SHORT EXERCISE:
Output all of the entries exactly as written.

MATERIAL FOR THIS TASK:
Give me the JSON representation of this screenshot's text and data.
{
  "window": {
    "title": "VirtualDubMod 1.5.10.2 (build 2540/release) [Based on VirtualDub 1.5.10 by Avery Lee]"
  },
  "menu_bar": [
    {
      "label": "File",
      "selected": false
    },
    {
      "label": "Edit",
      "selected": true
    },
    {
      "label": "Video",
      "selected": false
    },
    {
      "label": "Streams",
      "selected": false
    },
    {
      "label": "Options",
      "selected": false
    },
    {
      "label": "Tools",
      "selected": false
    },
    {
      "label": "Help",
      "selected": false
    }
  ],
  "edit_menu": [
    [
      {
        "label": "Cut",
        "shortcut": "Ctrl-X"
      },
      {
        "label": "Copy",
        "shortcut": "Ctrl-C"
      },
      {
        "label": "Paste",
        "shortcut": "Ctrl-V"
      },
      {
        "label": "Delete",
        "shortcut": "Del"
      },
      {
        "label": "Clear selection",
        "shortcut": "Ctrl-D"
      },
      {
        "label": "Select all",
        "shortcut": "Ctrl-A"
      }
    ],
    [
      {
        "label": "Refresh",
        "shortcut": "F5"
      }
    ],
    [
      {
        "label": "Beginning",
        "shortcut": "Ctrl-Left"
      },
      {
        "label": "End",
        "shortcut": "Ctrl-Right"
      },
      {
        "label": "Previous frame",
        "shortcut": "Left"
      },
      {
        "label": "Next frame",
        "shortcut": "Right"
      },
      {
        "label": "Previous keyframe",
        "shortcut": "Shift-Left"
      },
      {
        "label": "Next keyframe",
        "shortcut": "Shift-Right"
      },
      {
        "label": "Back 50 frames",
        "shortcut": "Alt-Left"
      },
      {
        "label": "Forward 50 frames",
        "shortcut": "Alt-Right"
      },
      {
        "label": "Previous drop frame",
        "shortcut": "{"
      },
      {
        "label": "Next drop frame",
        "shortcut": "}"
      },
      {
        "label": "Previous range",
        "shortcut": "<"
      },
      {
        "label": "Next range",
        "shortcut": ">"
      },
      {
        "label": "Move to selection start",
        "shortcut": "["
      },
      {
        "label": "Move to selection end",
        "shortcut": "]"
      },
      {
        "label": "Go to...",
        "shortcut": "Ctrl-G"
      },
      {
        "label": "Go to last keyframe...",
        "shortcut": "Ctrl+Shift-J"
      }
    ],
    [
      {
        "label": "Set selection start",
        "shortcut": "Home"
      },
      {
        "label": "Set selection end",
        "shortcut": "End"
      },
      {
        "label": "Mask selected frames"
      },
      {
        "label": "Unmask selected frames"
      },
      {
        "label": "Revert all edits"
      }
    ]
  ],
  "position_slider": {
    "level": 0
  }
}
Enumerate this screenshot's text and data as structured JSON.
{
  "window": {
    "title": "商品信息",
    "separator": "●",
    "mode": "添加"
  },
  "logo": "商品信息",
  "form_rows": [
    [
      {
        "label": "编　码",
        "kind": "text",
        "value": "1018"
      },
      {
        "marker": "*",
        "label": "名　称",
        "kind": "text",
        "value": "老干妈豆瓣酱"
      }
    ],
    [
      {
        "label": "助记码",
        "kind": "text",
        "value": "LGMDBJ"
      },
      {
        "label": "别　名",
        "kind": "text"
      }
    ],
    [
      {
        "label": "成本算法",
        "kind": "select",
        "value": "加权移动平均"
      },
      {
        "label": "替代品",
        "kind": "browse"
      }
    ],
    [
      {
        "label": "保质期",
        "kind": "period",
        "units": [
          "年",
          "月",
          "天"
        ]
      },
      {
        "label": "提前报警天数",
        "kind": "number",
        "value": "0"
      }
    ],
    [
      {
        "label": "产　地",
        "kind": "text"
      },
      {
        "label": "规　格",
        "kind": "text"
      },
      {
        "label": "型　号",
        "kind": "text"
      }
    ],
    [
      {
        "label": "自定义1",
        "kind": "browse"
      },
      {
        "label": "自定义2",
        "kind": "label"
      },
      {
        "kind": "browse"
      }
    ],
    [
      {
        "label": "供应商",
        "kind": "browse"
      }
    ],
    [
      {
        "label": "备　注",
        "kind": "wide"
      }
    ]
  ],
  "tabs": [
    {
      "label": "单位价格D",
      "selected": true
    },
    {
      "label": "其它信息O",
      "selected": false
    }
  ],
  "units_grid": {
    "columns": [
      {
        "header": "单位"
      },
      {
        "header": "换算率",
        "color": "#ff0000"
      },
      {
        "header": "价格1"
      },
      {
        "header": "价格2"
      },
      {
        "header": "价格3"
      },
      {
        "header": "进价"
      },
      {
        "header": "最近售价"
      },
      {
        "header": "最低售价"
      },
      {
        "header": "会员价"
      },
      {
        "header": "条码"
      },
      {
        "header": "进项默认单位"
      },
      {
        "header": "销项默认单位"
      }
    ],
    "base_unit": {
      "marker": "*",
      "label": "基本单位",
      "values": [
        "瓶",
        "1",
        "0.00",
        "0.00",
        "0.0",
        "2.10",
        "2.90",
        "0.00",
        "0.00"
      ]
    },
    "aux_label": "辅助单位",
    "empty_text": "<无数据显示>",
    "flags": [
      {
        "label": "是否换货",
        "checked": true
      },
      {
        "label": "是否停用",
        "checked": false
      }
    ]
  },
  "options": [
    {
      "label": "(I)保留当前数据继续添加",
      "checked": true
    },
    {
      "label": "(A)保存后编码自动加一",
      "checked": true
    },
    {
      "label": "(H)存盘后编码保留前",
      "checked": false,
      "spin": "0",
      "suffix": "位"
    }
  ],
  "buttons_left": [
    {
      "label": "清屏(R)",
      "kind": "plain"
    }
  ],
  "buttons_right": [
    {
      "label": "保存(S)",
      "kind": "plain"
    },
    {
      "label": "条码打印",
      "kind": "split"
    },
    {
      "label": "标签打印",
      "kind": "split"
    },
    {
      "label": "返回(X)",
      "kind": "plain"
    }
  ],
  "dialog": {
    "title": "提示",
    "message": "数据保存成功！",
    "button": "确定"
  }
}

FULL RESPONSE:
Give me the JSON representation of this screenshot's text and data.
{
  "window": {
    "title": "VirtualDubMod 1.5.10.2 (build 2540/release) [Based on VirtualDub 1.5.10 by Avery Lee]"
  },
  "menu_bar": [
    {
      "label": "File",
      "selected": false
    },
    {
      "label": "Edit",
      "selected": true
    },
    {
      "label": "Video",
      "selected": false
    },
    {
      "label": "Streams",
      "selected": false
    },
    {
      "label": "Options",
      "selected": false
    },
    {
      "label": "Tools",
      "selected": false
    },
    {
      "label": "Help",
      "selected": false
    }
  ],
  "edit_menu": [
    [
      {
        "label": "Cut",
        "shortcut": "Ctrl-X"
      },
      {
        "label": "Copy",
        "shortcut": "Ctrl-C"
      },
      {
        "label": "Paste",
        "shortcut": "Ctrl-V"
      },
      {
        "label": "Delete",
        "shortcut": "Del"
      },
      {
        "label": "Clear selection",
        "shortcut": "Ctrl-D"
      },
      {
        "label": "Select all",
        "shortcut": "Ctrl-A"
      }
    ],
    [
      {
        "label": "Refresh",
        "shortcut": "F5"
      }
    ],
    [
      {
        "label": "Beginning",
        "shortcut": "Ctrl-Left"
      },
      {
        "label": "End",
        "shortcut": "Ctrl-Right"
      },
      {
        "label": "Previous frame",
        "shortcut": "Left"
      },
      {
        "label": "Next frame",
        "shortcut": "Right"
      },
      {
        "label": "Previous keyframe",
        "shortcut": "Shift-Left"
      },
      {
        "label": "Next keyframe",
        "shortcut": "Shift-Right"
      },
      {
        "label": "Back 50 frames",
        "shortcut": "Alt-Left"
      },
      {
        "label": "Forward 50 frames",
        "shortcut": "Alt-Right"
      },
      {
        "label": "Previous drop frame",
        "shortcut": "{"
      },
      {
        "label": "Next drop frame",
        "shortcut": "}"
      },
      {
        "label": "Previous range",
        "shortcut": "<"
      },
      {
        "label": "Next range",
        "shortcut": ">"
      },
      {
        "label": "Move to selection start",
        "shortcut": "["
      },
      {
        "label": "Move to selection end",
        "shortcut": "]"
      },
      {
        "label": "Go to...",
        "shortcut": "Ctrl-G"
      },
      {
        "label": "Go to last keyframe...",
        "shortcut": "Ctrl+Shift-J"
      }
    ],
    [
      {
        "label": "Set selection start",
        "shortcut": "Home"
      },
      {
        "label": "Set selection end",
        "shortcut": "End"
      },
      {
        "label": "Mask selected frames"
      },
      {
        "label": "Unmask selected frames"
      },
      {
        "label": "Revert all edits"
      }
    ]
  ],
  "position_slider": {
    "level": 0
  }
}
Enumerate this screenshot's text and data as structured JSON.
{
  "window": {
    "title": "商品信息",
    "separator": "●",
    "mode": "添加"
  },
  "logo": "商品信息",
  "form_rows": [
    [
      {
        "label": "编　码",
        "kind": "text",
        "value": "1018"
      },
      {
        "marker": "*",
        "label": "名　称",
        "kind": "text",
        "value": "老干妈豆瓣酱"
      }
    ],
    [
      {
        "label": "助记码",
        "kind": "text",
        "value": "LGMDBJ"
      },
      {
        "label": "别　名",
        "kind": "text"
      }
    ],
    [
      {
        "label": "成本算法",
        "kind": "select",
        "value": "加权移动平均"
      },
      {
        "label": "替代品",
        "kind": "browse"
      }
    ],
    [
      {
        "label": "保质期",
        "kind": "period",
        "units": [
          "年",
          "月",
          "天"
        ]
      },
      {
        "label": "提前报警天数",
        "kind": "number",
        "value": "0"
      }
    ],
    [
      {
        "label": "产　地",
        "kind": "text"
      },
      {
        "label": "规　格",
        "kind": "text"
      },
      {
        "label": "型　号",
        "kind": "text"
      }
    ],
    [
      {
        "label": "自定义1",
        "kind": "browse"
      },
      {
        "label": "自定义2",
        "kind": "label"
      },
      {
        "kind": "browse"
      }
    ],
    [
      {
        "label": "供应商",
        "kind": "browse"
      }
    ],
    [
      {
        "label": "备　注",
        "kind": "wide"
      }
    ]
  ],
  "tabs": [
    {
      "label": "单位价格D",
      "selected": true
    },
    {
      "label": "其它信息O",
      "selected": false
    }
  ],
  "units_grid": {
    "columns": [
      {
        "header": "单位"
      },
      {
        "header": "换算率",
        "color": "#ff0000"
      },
      {
        "header": "价格1"
      },
      {
        "header": "价格2"
      },
      {
        "header": "价格3"
      },
      {
        "header": "进价"
      },
      {
        "header": "最近售价"
      },
      {
        "header": "最低售价"
      },
      {
        "header": "会员价"
      },
      {
        "header": "条码"
      },
      {
        "header": "进项默认单位"
      },
      {
        "header": "销项默认单位"
      }
    ],
    "base_unit": {
      "marker": "*",
      "label": "基本单位",
      "values": [
        "瓶",
        "1",
        "0.00",
        "0.00",
        "0.0",
        "2.10",
        "2.90",
        "0.00",
        "0.00"
      ]
    },
    "aux_label": "辅助单位",
    "empty_text": "<无数据显示>",
    "flags": [
      {
        "label": "是否换货",
        "checked": true
      },
      {
        "label": "是否停用",
        "checked": false
      }
    ]
  },
  "options": [
    {
      "label": "(I)保留当前数据继续添加",
      "checked": true
    },
    {
      "label": "(A)保存后编码自动加一",
      "checked": true
    },
    {
      "label": "(H)存盘后编码保留前",
      "checked": false,
      "spin": "0",
      "suffix": "位"
    }
  ],
  "buttons_left": [
    {
      "label": "清屏(R)",
      "kind": "plain"
    }
  ],
  "buttons_right": [
    {
      "label": "保存(S)",
      "kind": "plain"
    },
    {
      "label": "条码打印",
      "kind": "split"
    },
    {
      "label": "标签打印",
      "kind": "split"
    },
    {
      "label": "返回(X)",
      "kind": "plain"
    }
  ],
  "dialog": {
    "title": "提示",
    "message": "数据保存成功！",
    "button": "确定"
  }
}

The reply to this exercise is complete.